#### AUFGABENSTELLUNG
A. Schreib den Text zum Opferentschädigungsrecht erneut ab, beginnend bei „Es ist mit Art. 3 Abs. 1 GG“ und weiter bis einschließlich „gemeinsamen Kinder übernimmt.“. Tausche dabei „Betreuung“ gegen „Pflege“.
B. Führe den Text zum Opferentschädigungsrecht im Anschluss an seinen letzten Satz weiter.

#### TEXTAUSZUG

────────────────

Ausschluss der Eltern nichtehelicher Kinder von einer Hinter­blie­be­nen­ver­sorgung nach dem Opferent­schä­di­gungsrecht verfas­sungs­widrig

Es ist mit Art. 3 Abs. 1 GG (Gleichheitssatz) in Verbindung mit Art. 6 Abs. 1 GG (Schutz der Familie) unvereinbar, dass das Opferent­schä­di­gungs­gesetz (OEG) keine Versor­gungs­leistung für den Partner einer nichtehelichen Lebens­ge­mein­schaft vorsieht, der nach dem gewaltsamen Tod des anderen Lebenspartners unter Verzicht auf eine Erwer­b­s­tä­tigkeit die Betreuung der gemeinsamen Kinder übernimmt.

Der Gesetzgeber ist verpflichtet, insoweit bis zum 31. März 2006 eine verfas­sungs­gemäße Neuregelung zu treffen. Dies entschied der Erste Senat des Bundes­ver­fas­sungs­ge­richts auf die Verfas­sungs­be­schwerde (Vb) eines nichtehelichen Vaters. Das angegriffene Urteil des Bayerischen Landes­so­zi­al­ge­richts wurde aufgehoben und die Sache zurückverwiesen.

────────────────

#### ROHDATEN
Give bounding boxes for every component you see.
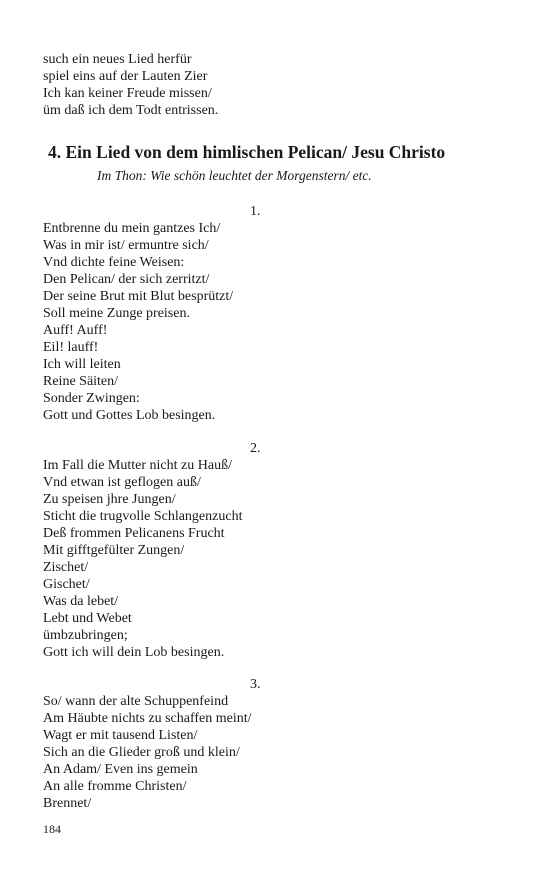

────────────────

#### LÖSUNGEN
A.
Es ist mit Art. 3 Abs. 1 GG (Gleichheitssatz) in Verbindung mit Art. 6 Abs. 1 GG (Schutz der Familie) unvereinbar, dass das Opferent­schä­di­gungs­gesetz (OEG) keine Versor­gungs­leistung für den Partner einer nichtehelichen Lebens­ge­mein­schaft vorsieht, der nach dem gewaltsamen Tod des anderen Lebenspartners unter Verzicht auf eine Erwer­b­s­tä­tigkeit die Pflege der gemeinsamen Kinder übernimmt.

B.
Rechtlicher Hintergrund und Sachverhalt:

Wer Opfer einer Gewalttat geworden ist und dadurch einen körperlichen, geistigen oder seelischen Schaden erlitten hat, kann nach dem OEG (in Verbindung mit dem Bundes­ver­sor­gungs­gesetz) Versorgung erhalten. Dies gilt auch für die Hinterbliebenen eines Geschädigten, der an den Folgen der Gewalttat gestorben ist. Die Hinter­blie­be­nen­ver­sorgung steht aber nur der Witwe, dem Witwer, den Waisen und den Verwandten der aufsteigenden Linie (z.B. Eltern) zu. Der Partner einer nichtehelichen Lebens­ge­mein­schaft erhält dagegen keine Hinter­blie­be­nen­ver­sorgung. Das OEG sieht für ihn auch dann keine Leistungen vor, wenn er nach dem gewaltsamen Tod des anderen Lebenspartners unter Verzicht auf eine Erwer­b­s­tä­tigkeit die Betreuung der gemeinsamen Kinder übernimmt.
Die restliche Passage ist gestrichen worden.